• Problem statement: Read the records and gather each line that includes "power".

Stored data
-- Begin --

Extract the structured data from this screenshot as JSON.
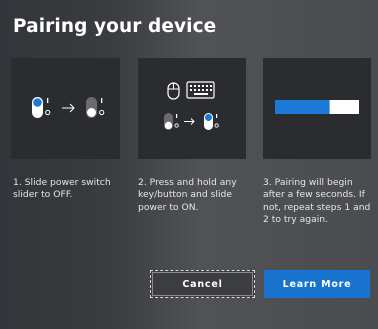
{
  "dialog": {
    "title": "Pairing your device"
  },
  "steps": [
    {
      "text": "1. Slide power switch slider to OFF."
    },
    {
      "text": "2. Press and hold any key/button and slide power to ON."
    },
    {
      "text": "3. Pairing will begin after a few seconds. If not, repeat steps 1 and 2 to try again."
    }
  ],
  "buttons": {
    "cancel_label": "Cancel",
    "learn_more_label": "Learn More"
  },
  "pairing_progress": 0.65,
  "colors": {
    "accent": "#1874cf",
    "progress_fill": "#1c7ad6",
    "progress_track": "#ffffff",
    "panel_bg": "#2b2c2f"
  },
  "icons": {
    "switch_on": "toggle-on-icon",
    "switch_off": "toggle-off-icon",
    "arrow": "arrow-right-icon",
    "mouse": "mouse-icon",
    "keyboard": "keyboard-icon"
  }
}
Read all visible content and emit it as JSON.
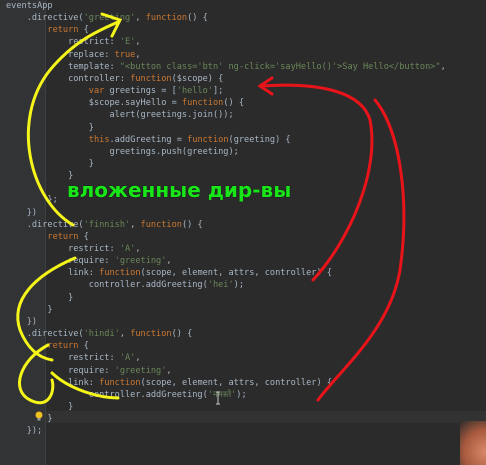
{
  "editor": {
    "lines": [
      "eventsApp",
      "    .directive('greeting', function() {",
      "        return {",
      "            restrict: 'E',",
      "            replace: true,",
      "            template: \"<button class='btn' ng-click='sayHello()'>Say Hello</button>\",",
      "            controller: function($scope) {",
      "                var greetings = ['hello'];",
      "                $scope.sayHello = function() {",
      "                    alert(greetings.join());",
      "                }",
      "                this.addGreeting = function(greeting) {",
      "                    greetings.push(greeting);",
      "                }",
      "            }",
      "",
      "        };",
      "    })",
      "    .directive('finnish', function() {",
      "        return {",
      "            restrict: 'A',",
      "            require: 'greeting',",
      "            link: function(scope, element, attrs, controller) {",
      "                controller.addGreeting('hei');",
      "            }",
      "        }",
      "    })",
      "    .directive('hindi', function() {",
      "        return {",
      "            restrict: 'A',",
      "            require: 'greeting',",
      "            link: function(scope, element, attrs, controller) {",
      "                controller.addGreeting('नमस्ते');",
      "            }",
      "        }",
      "    });"
    ]
  },
  "annotation": {
    "caption": "вложенные дир-вы",
    "yellow_color": "#f5f51a",
    "red_color": "#e8141a",
    "caption_color": "#19e619"
  },
  "colors": {
    "background": "#2b2b2b",
    "keyword": "#cc7832",
    "string": "#6a8759",
    "text": "#a9b7c6"
  },
  "icons": [
    "lightbulb-icon",
    "text-cursor-icon"
  ]
}
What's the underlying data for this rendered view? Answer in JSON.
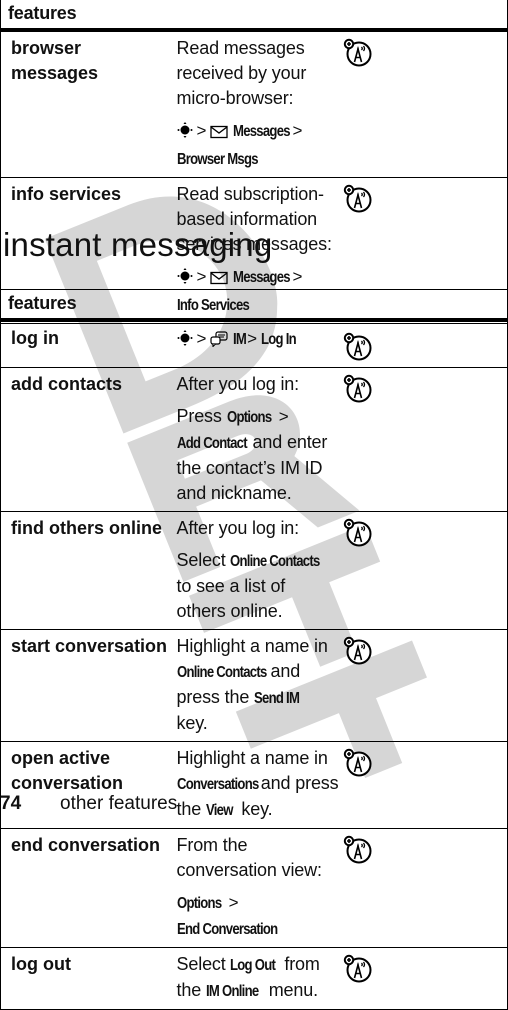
{
  "top_table": {
    "header": "features",
    "rows": [
      {
        "feature": "browser messages",
        "description": "Read messages received by your micro-browser:",
        "path": {
          "nav_icon": "nav-key-icon",
          "menu_icon": "envelope-icon",
          "steps": [
            "Messages",
            "Browser Msgs"
          ]
        },
        "badge_icon": "network-dependent-feature-icon"
      },
      {
        "feature": "info services",
        "description": "Read subscription-based information services messages:",
        "path": {
          "nav_icon": "nav-key-icon",
          "menu_icon": "envelope-icon",
          "steps": [
            "Messages",
            "Info Services"
          ]
        },
        "badge_icon": "network-dependent-feature-icon"
      }
    ]
  },
  "section_title": "instant messaging",
  "im_table": {
    "header": "features",
    "rows": [
      {
        "feature": "log in",
        "path": {
          "nav_icon": "nav-key-icon",
          "menu_icon": "im-icon",
          "steps": [
            "IM",
            "Log In"
          ]
        },
        "badge_icon": "network-dependent-feature-icon"
      },
      {
        "feature": "add contacts",
        "line1": "After you log in:",
        "line2_pre": "Press ",
        "cmd1": "Options",
        "cmd2": "Add Contact",
        "line2_post": " and enter the contact’s IM ID and nickname.",
        "badge_icon": "network-dependent-feature-icon"
      },
      {
        "feature": "find others online",
        "line1": "After you log in:",
        "line2_pre": "Select ",
        "cmd1": "Online Contacts",
        "line2_post": " to see a list of others online.",
        "badge_icon": "network-dependent-feature-icon"
      },
      {
        "feature": "start conversation",
        "pre": "Highlight a name in ",
        "cmd1": "Online Contacts",
        "mid": " and press the ",
        "cmd2": "Send IM",
        "post": " key.",
        "badge_icon": "network-dependent-feature-icon"
      },
      {
        "feature": "open active conversation",
        "pre": "Highlight a name in ",
        "cmd1": "Conversations",
        "mid": " and press the ",
        "cmd2": "View",
        "post": " key.",
        "badge_icon": "network-dependent-feature-icon"
      },
      {
        "feature": "end conversation",
        "line1": "From the conversation view:",
        "cmd1": "Options",
        "cmd2": "End Conversation",
        "badge_icon": "network-dependent-feature-icon"
      },
      {
        "feature": "log out",
        "pre": "Select ",
        "cmd1": "Log Out",
        "mid": " from the ",
        "cmd2": "IM Online",
        "post": " menu.",
        "badge_icon": "network-dependent-feature-icon"
      }
    ]
  },
  "separator": ">",
  "watermark": "DRAFT",
  "footer": {
    "page_number": "74",
    "section": "other features"
  }
}
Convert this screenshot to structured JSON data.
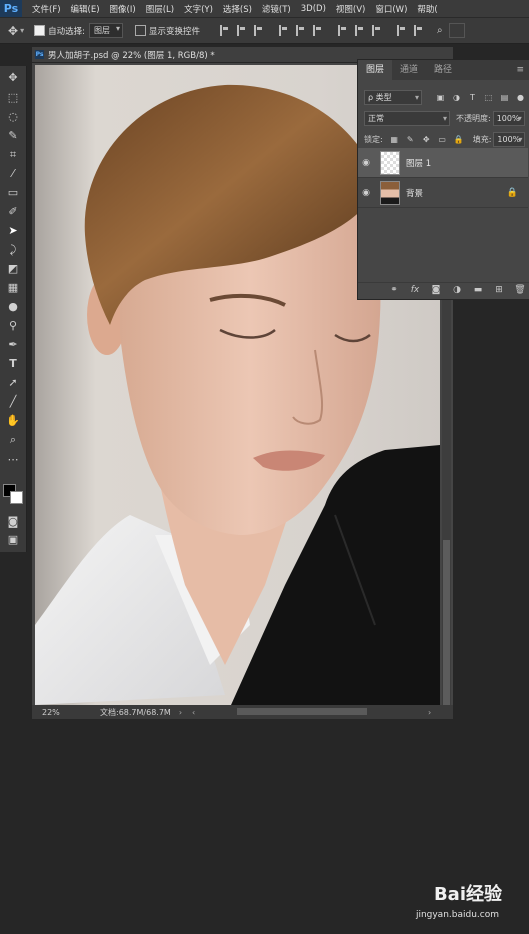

-- End --

• Reply to the exercise:
      "text": "1. Slide power switch slider to OFF."
      "text": "2. Press and hold any key/button and slide power to ON."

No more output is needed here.